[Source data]

——————

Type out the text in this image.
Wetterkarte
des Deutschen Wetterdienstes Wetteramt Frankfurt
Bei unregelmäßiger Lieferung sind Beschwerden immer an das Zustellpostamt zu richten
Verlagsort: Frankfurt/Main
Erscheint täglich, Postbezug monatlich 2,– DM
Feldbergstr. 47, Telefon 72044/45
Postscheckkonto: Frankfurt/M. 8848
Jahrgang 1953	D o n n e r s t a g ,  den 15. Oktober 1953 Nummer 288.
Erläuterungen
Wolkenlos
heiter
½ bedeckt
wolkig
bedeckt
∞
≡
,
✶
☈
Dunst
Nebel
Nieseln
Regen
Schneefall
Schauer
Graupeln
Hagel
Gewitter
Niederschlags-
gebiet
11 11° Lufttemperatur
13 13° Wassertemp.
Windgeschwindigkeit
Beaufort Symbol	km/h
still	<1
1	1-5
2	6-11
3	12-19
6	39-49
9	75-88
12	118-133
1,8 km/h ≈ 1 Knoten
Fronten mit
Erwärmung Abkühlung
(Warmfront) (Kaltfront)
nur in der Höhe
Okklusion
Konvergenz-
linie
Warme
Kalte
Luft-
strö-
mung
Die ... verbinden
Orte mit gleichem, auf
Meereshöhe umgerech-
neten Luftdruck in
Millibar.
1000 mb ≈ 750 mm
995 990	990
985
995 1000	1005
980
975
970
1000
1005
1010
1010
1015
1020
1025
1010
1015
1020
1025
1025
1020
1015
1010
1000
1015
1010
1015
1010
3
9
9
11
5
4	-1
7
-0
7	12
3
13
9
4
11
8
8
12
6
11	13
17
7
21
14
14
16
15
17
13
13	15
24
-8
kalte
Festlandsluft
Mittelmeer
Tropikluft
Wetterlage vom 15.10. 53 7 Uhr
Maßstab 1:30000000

——————

◆ **REQUEST**
In the records above, find the lines containing "Frankfurt" and copy them.

◆ **SOLVED PROBLEM**
des Deutschen Wetterdienstes Wetteramt Frankfurt
Verlagsort: Frankfurt/Main
Postscheckkonto: Frankfurt/M. 8848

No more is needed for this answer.